Material supplied>

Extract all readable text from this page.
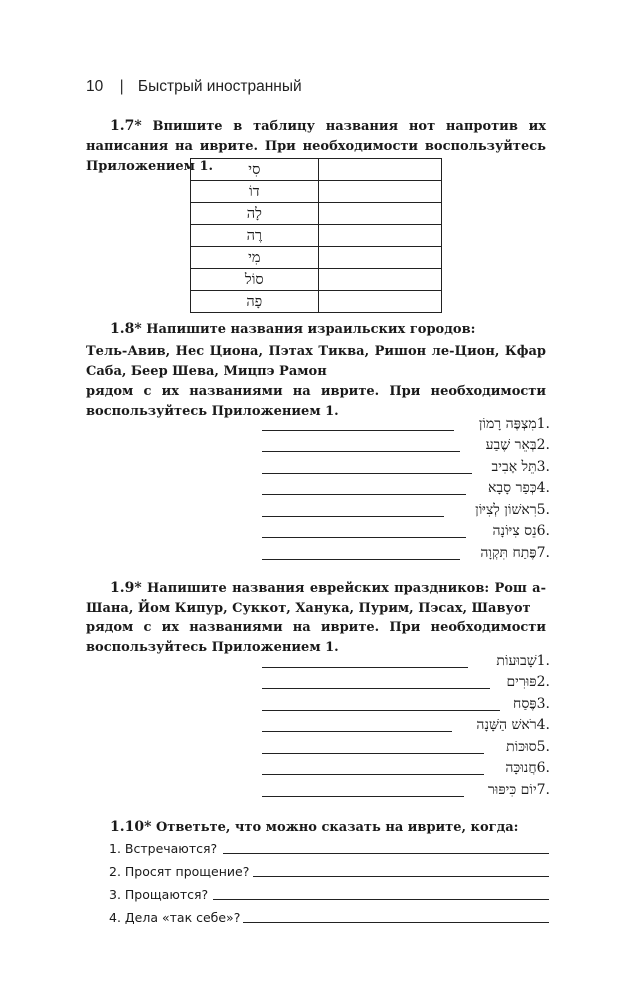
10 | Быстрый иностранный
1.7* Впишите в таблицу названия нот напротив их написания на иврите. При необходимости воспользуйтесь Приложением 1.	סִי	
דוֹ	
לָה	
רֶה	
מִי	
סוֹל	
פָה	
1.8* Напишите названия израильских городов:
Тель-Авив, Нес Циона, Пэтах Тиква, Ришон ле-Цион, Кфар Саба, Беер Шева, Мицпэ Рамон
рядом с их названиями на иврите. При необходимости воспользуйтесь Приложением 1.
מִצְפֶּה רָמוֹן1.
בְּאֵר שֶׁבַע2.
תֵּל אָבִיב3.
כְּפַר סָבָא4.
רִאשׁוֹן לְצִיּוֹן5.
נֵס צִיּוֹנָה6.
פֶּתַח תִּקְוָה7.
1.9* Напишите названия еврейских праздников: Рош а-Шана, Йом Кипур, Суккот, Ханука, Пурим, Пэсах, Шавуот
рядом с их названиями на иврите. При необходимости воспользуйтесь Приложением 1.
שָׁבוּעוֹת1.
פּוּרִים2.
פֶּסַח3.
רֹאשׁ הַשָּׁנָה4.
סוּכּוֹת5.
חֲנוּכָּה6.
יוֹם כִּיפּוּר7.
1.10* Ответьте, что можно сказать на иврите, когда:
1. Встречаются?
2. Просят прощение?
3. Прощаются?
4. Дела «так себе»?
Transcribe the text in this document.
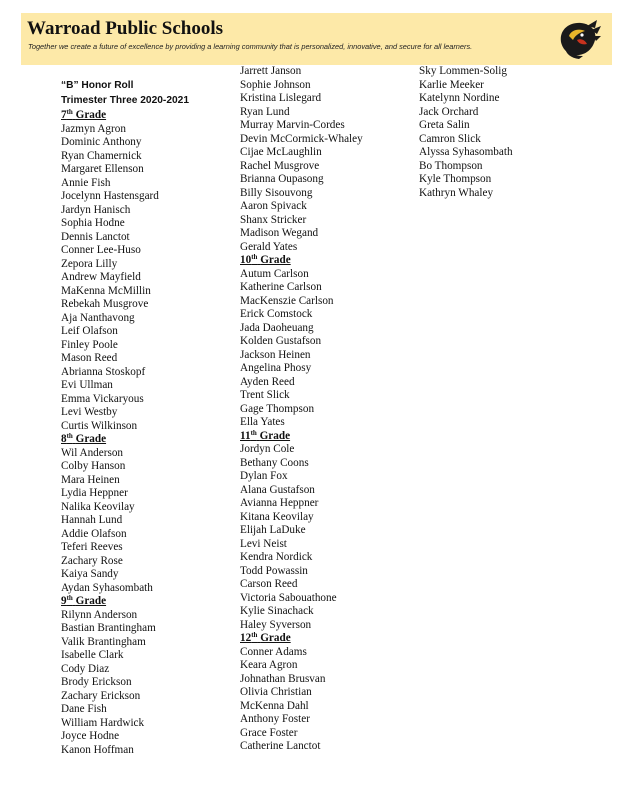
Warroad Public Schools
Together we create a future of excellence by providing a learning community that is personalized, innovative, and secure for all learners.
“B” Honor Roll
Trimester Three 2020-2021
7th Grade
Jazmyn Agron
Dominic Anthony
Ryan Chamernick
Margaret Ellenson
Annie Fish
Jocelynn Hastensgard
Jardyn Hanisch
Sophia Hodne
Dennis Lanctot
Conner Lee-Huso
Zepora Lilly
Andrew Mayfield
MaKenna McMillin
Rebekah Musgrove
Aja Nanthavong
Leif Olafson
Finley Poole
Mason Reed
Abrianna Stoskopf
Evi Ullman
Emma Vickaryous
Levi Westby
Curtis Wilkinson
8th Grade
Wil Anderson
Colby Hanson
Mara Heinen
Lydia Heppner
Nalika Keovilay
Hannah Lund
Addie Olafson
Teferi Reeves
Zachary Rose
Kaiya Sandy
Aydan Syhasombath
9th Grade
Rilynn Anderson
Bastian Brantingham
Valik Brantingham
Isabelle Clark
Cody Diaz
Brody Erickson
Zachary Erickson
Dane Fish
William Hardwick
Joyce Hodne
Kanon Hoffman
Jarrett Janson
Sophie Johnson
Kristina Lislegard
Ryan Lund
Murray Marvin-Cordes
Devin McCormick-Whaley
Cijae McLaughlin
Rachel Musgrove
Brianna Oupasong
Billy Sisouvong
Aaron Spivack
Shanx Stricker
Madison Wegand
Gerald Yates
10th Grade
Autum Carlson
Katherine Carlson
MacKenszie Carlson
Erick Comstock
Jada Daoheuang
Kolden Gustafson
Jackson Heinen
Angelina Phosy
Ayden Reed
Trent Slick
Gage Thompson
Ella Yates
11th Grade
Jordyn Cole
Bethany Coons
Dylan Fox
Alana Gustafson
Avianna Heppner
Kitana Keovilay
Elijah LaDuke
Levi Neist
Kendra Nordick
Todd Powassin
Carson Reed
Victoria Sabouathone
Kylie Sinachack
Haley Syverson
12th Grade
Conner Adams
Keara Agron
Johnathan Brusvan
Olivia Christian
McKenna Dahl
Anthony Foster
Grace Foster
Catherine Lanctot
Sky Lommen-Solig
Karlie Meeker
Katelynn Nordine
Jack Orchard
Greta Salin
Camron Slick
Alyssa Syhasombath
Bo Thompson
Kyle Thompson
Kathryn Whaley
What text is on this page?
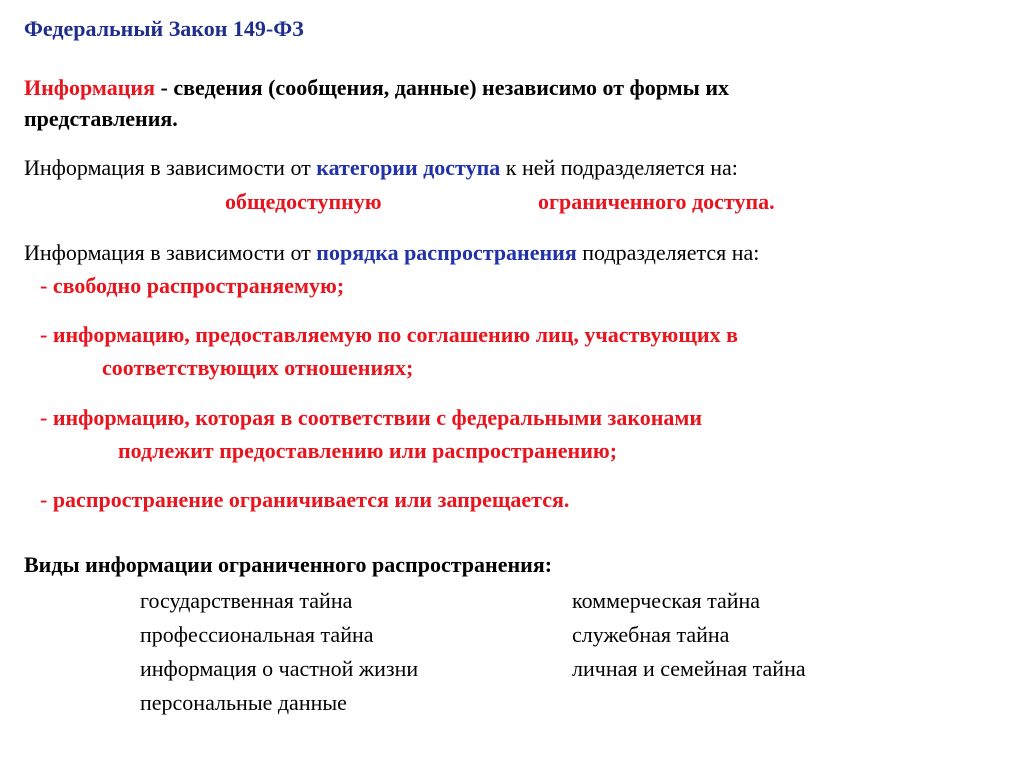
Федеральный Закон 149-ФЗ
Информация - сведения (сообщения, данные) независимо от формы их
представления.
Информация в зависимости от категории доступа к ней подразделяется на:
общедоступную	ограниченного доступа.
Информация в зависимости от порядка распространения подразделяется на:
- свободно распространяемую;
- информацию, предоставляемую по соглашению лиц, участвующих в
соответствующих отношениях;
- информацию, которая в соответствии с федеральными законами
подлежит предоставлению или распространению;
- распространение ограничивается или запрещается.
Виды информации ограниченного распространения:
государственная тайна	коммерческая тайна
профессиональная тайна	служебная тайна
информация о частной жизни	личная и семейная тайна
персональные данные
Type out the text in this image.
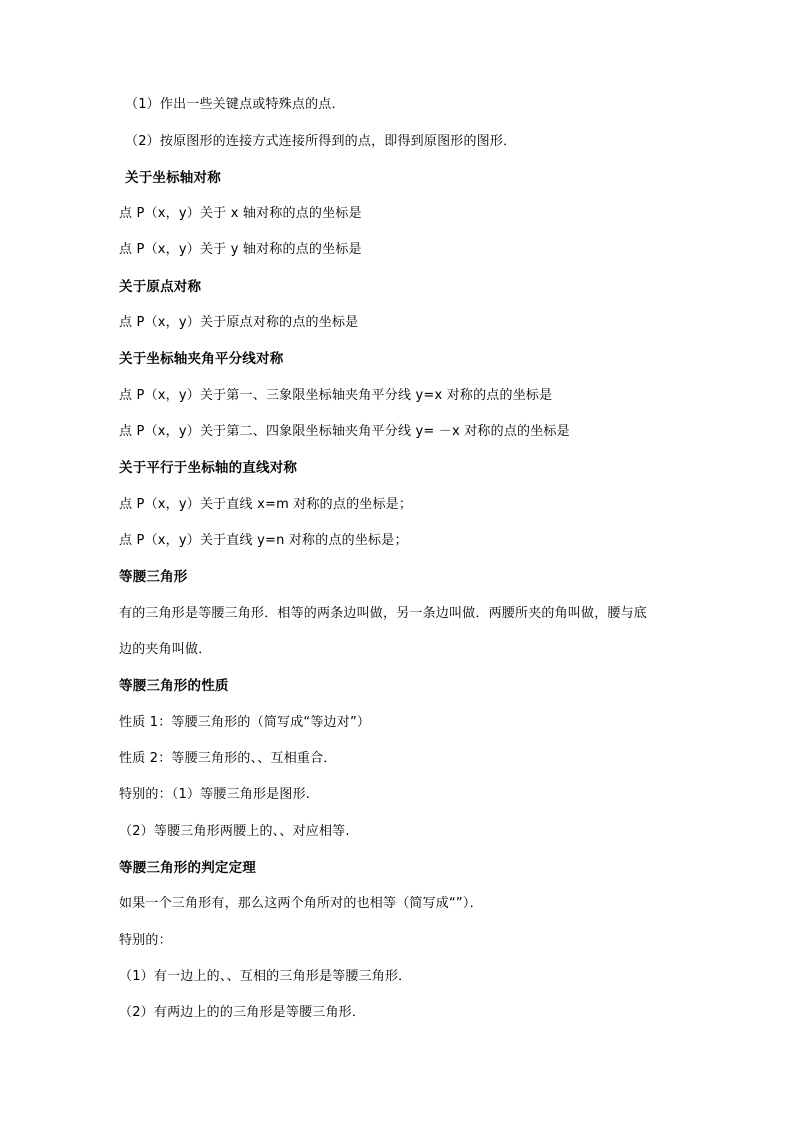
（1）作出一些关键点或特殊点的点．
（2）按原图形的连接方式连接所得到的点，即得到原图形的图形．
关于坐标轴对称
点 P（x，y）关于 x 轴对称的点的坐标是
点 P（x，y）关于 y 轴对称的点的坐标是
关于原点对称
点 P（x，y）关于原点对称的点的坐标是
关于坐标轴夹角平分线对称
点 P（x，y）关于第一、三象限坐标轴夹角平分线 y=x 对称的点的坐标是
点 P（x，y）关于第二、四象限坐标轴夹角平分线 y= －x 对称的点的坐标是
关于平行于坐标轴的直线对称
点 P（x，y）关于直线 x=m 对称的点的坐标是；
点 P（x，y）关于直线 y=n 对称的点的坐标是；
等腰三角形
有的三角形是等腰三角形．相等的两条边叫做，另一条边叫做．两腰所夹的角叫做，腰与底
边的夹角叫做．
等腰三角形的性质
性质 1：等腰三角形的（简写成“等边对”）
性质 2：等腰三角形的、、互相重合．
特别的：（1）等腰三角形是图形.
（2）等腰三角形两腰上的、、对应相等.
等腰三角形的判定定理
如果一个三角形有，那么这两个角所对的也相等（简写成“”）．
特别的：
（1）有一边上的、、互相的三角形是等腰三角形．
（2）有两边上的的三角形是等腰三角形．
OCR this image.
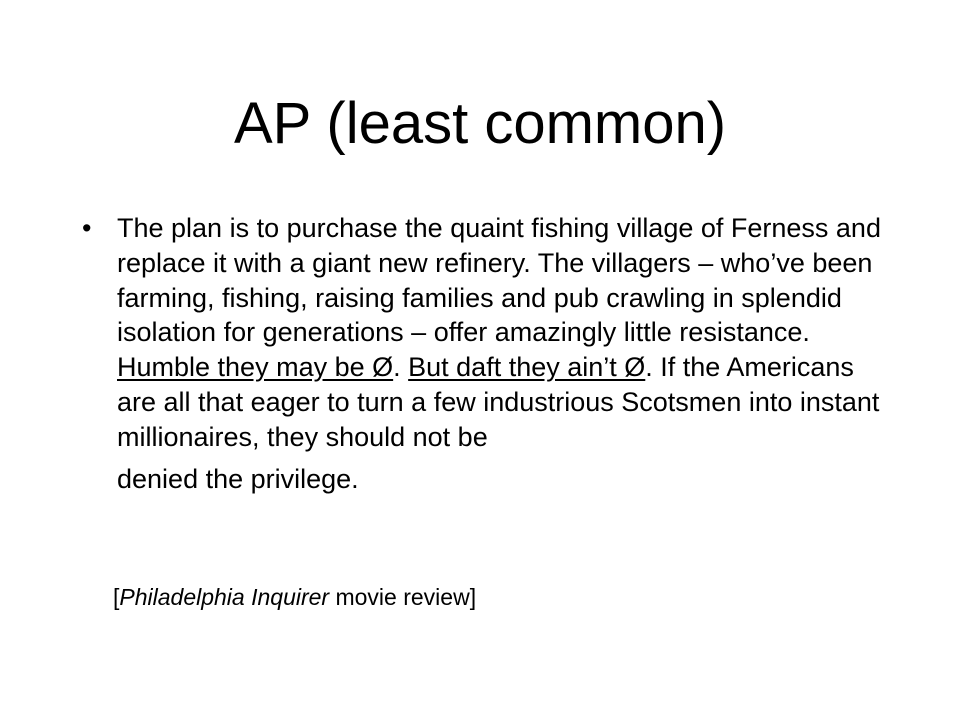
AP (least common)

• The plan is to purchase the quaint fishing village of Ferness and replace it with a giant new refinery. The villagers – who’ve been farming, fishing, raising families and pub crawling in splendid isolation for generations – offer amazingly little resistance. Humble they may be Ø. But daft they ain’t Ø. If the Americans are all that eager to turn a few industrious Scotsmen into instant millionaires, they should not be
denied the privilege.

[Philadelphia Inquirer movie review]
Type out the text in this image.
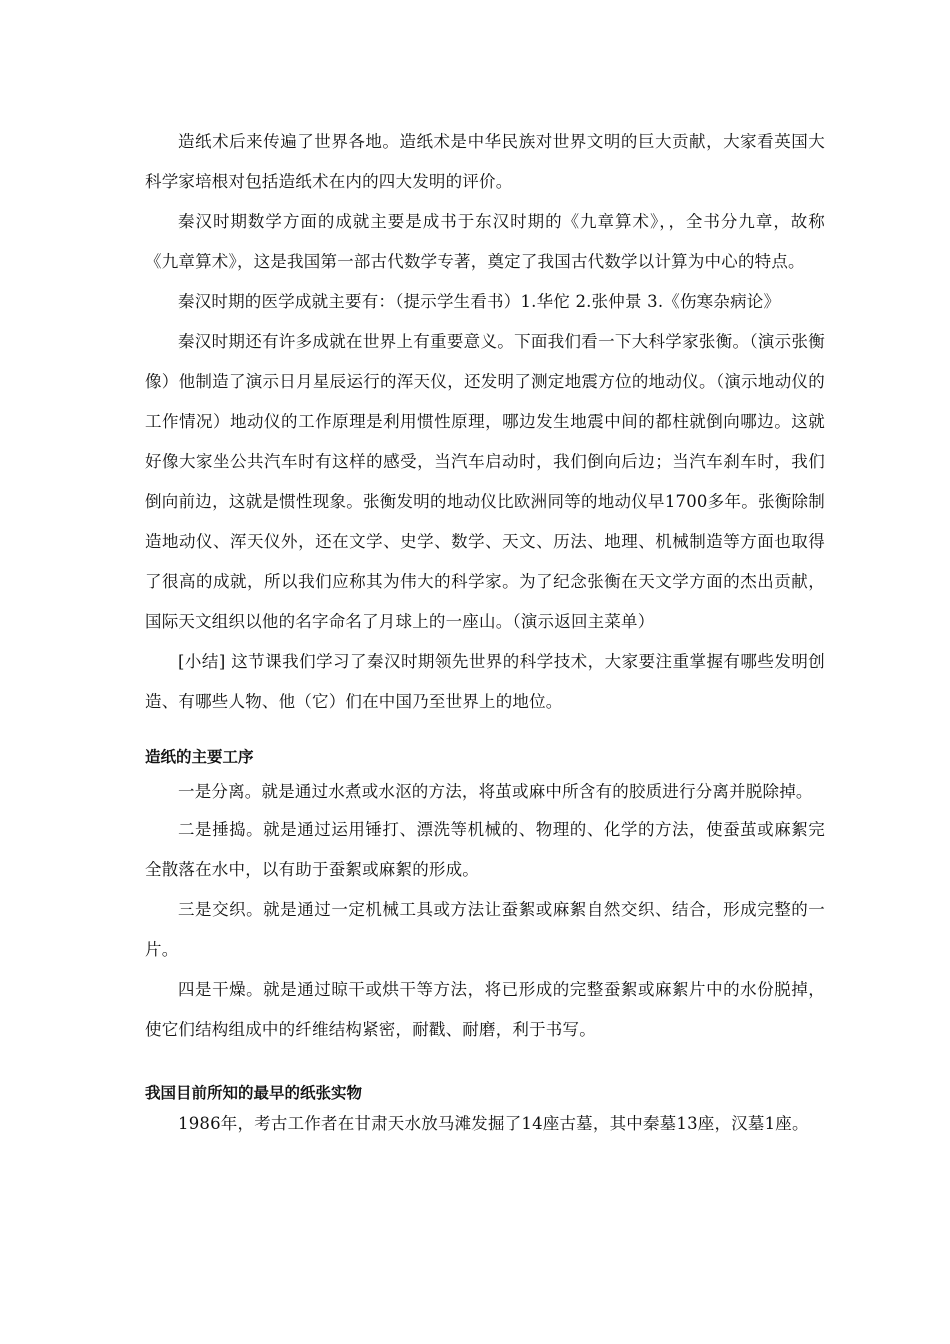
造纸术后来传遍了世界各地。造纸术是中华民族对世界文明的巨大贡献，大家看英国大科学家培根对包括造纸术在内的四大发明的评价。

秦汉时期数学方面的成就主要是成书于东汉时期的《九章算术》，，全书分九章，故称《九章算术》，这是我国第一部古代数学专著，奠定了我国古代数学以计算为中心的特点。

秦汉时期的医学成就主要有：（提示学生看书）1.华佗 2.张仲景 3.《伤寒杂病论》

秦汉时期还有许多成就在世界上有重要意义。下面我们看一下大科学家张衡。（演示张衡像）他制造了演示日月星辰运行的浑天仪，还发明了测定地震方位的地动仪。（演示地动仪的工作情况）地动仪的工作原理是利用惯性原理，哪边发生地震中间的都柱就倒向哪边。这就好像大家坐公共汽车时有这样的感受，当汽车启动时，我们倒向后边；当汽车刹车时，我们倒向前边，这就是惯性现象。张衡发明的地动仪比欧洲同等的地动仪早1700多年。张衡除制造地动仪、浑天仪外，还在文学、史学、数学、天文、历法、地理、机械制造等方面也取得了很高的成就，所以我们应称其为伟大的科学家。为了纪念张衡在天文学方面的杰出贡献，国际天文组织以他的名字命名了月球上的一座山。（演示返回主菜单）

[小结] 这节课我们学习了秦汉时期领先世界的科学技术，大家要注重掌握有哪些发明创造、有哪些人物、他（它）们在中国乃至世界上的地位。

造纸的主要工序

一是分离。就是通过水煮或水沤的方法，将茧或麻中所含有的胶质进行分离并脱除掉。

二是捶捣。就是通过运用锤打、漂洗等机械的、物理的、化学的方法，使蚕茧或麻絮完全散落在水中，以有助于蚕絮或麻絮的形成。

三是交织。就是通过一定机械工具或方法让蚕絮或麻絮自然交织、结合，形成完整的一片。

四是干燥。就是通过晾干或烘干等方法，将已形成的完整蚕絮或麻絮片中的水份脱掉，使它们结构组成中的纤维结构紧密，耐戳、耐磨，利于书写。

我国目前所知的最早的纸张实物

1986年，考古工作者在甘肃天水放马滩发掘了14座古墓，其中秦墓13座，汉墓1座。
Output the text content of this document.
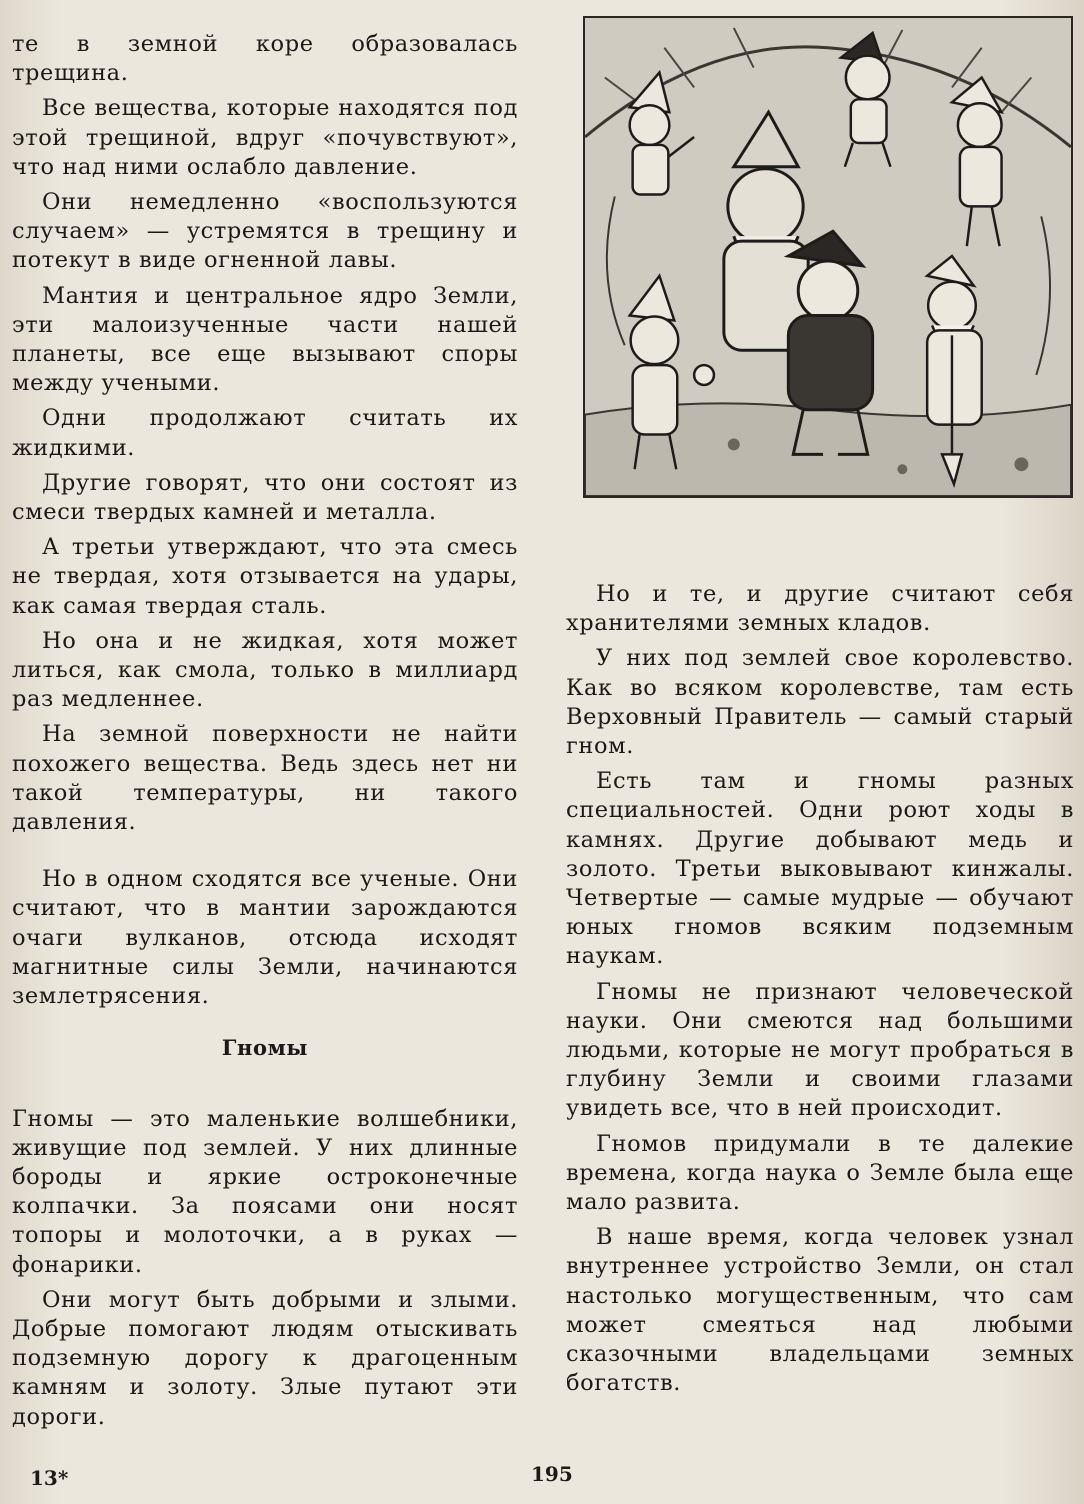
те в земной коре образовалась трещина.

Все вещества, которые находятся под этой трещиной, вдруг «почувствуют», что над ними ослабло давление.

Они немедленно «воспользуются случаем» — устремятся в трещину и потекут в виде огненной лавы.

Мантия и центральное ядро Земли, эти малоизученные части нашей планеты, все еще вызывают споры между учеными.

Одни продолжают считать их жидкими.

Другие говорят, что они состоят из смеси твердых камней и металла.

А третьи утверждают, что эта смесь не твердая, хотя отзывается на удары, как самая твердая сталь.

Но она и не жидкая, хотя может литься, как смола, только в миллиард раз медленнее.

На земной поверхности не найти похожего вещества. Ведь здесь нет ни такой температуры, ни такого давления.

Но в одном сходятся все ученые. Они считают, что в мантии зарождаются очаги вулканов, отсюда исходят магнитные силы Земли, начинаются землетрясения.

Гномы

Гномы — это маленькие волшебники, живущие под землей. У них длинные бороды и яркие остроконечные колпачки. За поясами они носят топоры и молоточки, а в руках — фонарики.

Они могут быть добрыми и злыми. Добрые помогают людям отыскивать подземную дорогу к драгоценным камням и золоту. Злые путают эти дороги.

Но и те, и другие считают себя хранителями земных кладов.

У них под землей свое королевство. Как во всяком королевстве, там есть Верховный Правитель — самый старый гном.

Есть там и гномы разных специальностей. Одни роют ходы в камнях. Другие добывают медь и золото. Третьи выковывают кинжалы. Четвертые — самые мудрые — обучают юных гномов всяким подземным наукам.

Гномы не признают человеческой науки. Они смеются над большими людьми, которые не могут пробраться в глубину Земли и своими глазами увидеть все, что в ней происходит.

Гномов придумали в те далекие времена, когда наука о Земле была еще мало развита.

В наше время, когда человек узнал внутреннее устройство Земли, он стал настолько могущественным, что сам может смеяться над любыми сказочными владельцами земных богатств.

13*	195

Task statement> Search the data above for the word "доступа", then gather each line in which it appears.

Exercise solution>
Информация в зависимости от категории доступа к ней подразделяется на:
общедоступную	ограниченного доступа.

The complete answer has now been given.